### Directions for this task
Leave out the images; return the rest of the data exactly.

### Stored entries
--- start ---

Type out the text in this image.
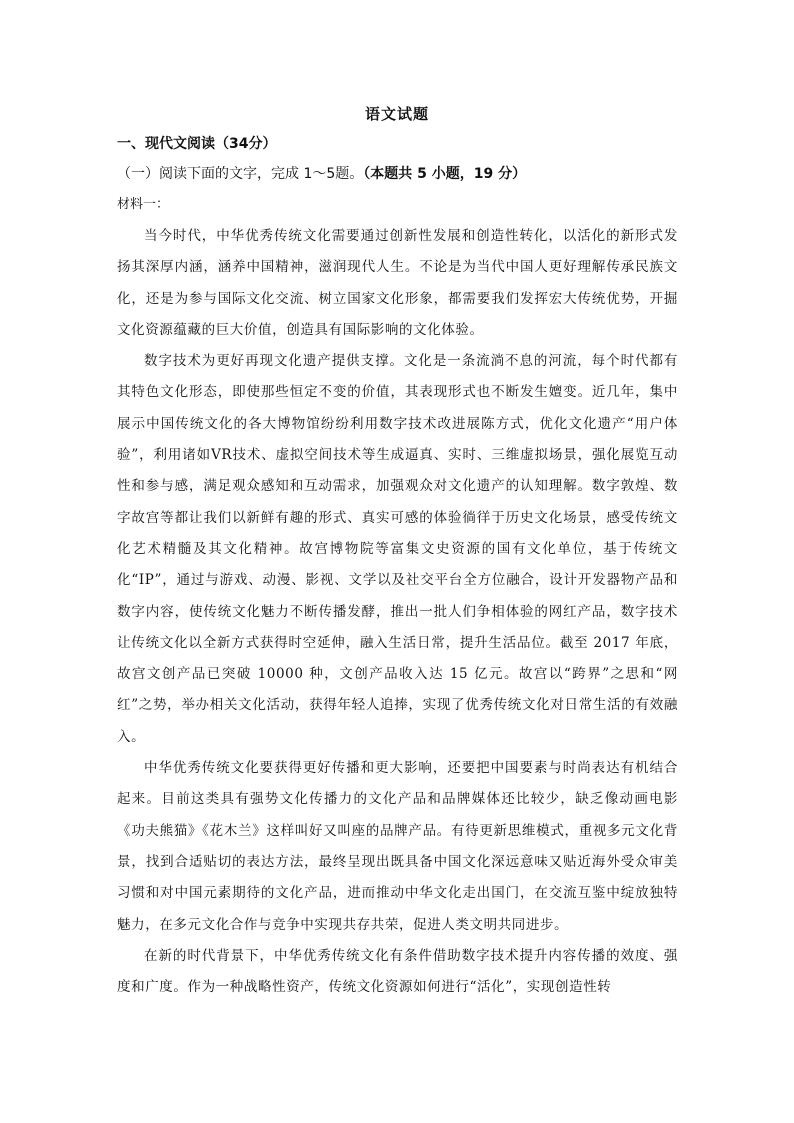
语文试题
一、现代文阅读（34分）
（一）阅读下面的文字，完成 1～5题。（本题共 5 小题，19 分）
材料一：

当今时代，中华优秀传统文化需要通过创新性发展和创造性转化，以活化的新形式发扬其深厚内涵，涵养中国精神，滋润现代人生。不论是为当代中国人更好理解传承民族文化，还是为参与国际文化交流、树立国家文化形象，都需要我们发挥宏大传统优势，开掘文化资源蕴藏的巨大价值，创造具有国际影响的文化体验。

数字技术为更好再现文化遗产提供支撑。文化是一条流淌不息的河流，每个时代都有其特色文化形态，即使那些恒定不变的价值，其表现形式也不断发生嬗变。近几年，集中展示中国传统文化的各大博物馆纷纷利用数字技术改进展陈方式，优化文化遗产“用户体验”，利用诸如VR技术、虚拟空间技术等生成逼真、实时、三维虚拟场景，强化展览互动性和参与感，满足观众感知和互动需求，加强观众对文化遗产的认知理解。数字敦煌、数字故宫等都让我们以新鲜有趣的形式、真实可感的体验徜徉于历史文化场景，感受传统文化艺术精髓及其文化精神。故宫博物院等富集文史资源的国有文化单位，基于传统文化“IP”，通过与游戏、动漫、影视、文学以及社交平台全方位融合，设计开发器物产品和数字内容，使传统文化魅力不断传播发酵，推出一批人们争相体验的网红产品，数字技术让传统文化以全新方式获得时空延伸，融入生活日常，提升生活品位。截至 2017 年底，故宫文创产品已突破 10000 种，文创产品收入达 15 亿元。故宫以“跨界”之思和“网红”之势，举办相关文化活动，获得年轻人追捧，实现了优秀传统文化对日常生活的有效融入。

中华优秀传统文化要获得更好传播和更大影响，还要把中国要素与时尚表达有机结合起来。目前这类具有强势文化传播力的文化产品和品牌媒体还比较少，缺乏像动画电影《功夫熊猫》《花木兰》这样叫好又叫座的品牌产品。有待更新思维模式，重视多元文化背景，找到合适贴切的表达方法，最终呈现出既具备中国文化深远意味又贴近海外受众审美习惯和对中国元素期待的文化产品，进而推动中华文化走出国门，在交流互鉴中绽放独特魅力，在多元文化合作与竞争中实现共存共荣，促进人类文明共同进步。

在新的时代背景下，中华优秀传统文化有条件借助数字技术提升内容传播的效度、强度和广度。作为一种战略性资产，传统文化资源如何进行“活化”，实现创造性转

--- end ---

### Result
Type out the text in this image.
语文试题
一、现代文阅读（34分）
（一）阅读下面的文字，完成 1～5题。（本题共 5 小题，19 分）
材料一：

当今时代，中华优秀传统文化需要通过创新性发展和创造性转化，以活化的新形式发扬其深厚内涵，涵养中国精神，滋润现代人生。不论是为当代中国人更好理解传承民族文化，还是为参与国际文化交流、树立国家文化形象，都需要我们发挥宏大传统优势，开掘文化资源蕴藏的巨大价值，创造具有国际影响的文化体验。

数字技术为更好再现文化遗产提供支撑。文化是一条流淌不息的河流，每个时代都有其特色文化形态，即使那些恒定不变的价值，其表现形式也不断发生嬗变。近几年，集中展示中国传统文化的各大博物馆纷纷利用数字技术改进展陈方式，优化文化遗产“用户体验”，利用诸如VR技术、虚拟空间技术等生成逼真、实时、三维虚拟场景，强化展览互动性和参与感，满足观众感知和互动需求，加强观众对文化遗产的认知理解。数字敦煌、数字故宫等都让我们以新鲜有趣的形式、真实可感的体验徜徉于历史文化场景，感受传统文化艺术精髓及其文化精神。故宫博物院等富集文史资源的国有文化单位，基于传统文化“IP”，通过与游戏、动漫、影视、文学以及社交平台全方位融合，设计开发器物产品和数字内容，使传统文化魅力不断传播发酵，推出一批人们争相体验的网红产品，数字技术让传统文化以全新方式获得时空延伸，融入生活日常，提升生活品位。截至 2017 年底，故宫文创产品已突破 10000 种，文创产品收入达 15 亿元。故宫以“跨界”之思和“网红”之势，举办相关文化活动，获得年轻人追捧，实现了优秀传统文化对日常生活的有效融入。

中华优秀传统文化要获得更好传播和更大影响，还要把中国要素与时尚表达有机结合起来。目前这类具有强势文化传播力的文化产品和品牌媒体还比较少，缺乏像动画电影《功夫熊猫》《花木兰》这样叫好又叫座的品牌产品。有待更新思维模式，重视多元文化背景，找到合适贴切的表达方法，最终呈现出既具备中国文化深远意味又贴近海外受众审美习惯和对中国元素期待的文化产品，进而推动中华文化走出国门，在交流互鉴中绽放独特魅力，在多元文化合作与竞争中实现共存共荣，促进人类文明共同进步。

在新的时代背景下，中华优秀传统文化有条件借助数字技术提升内容传播的效度、强度和广度。作为一种战略性资产，传统文化资源如何进行“活化”，实现创造性转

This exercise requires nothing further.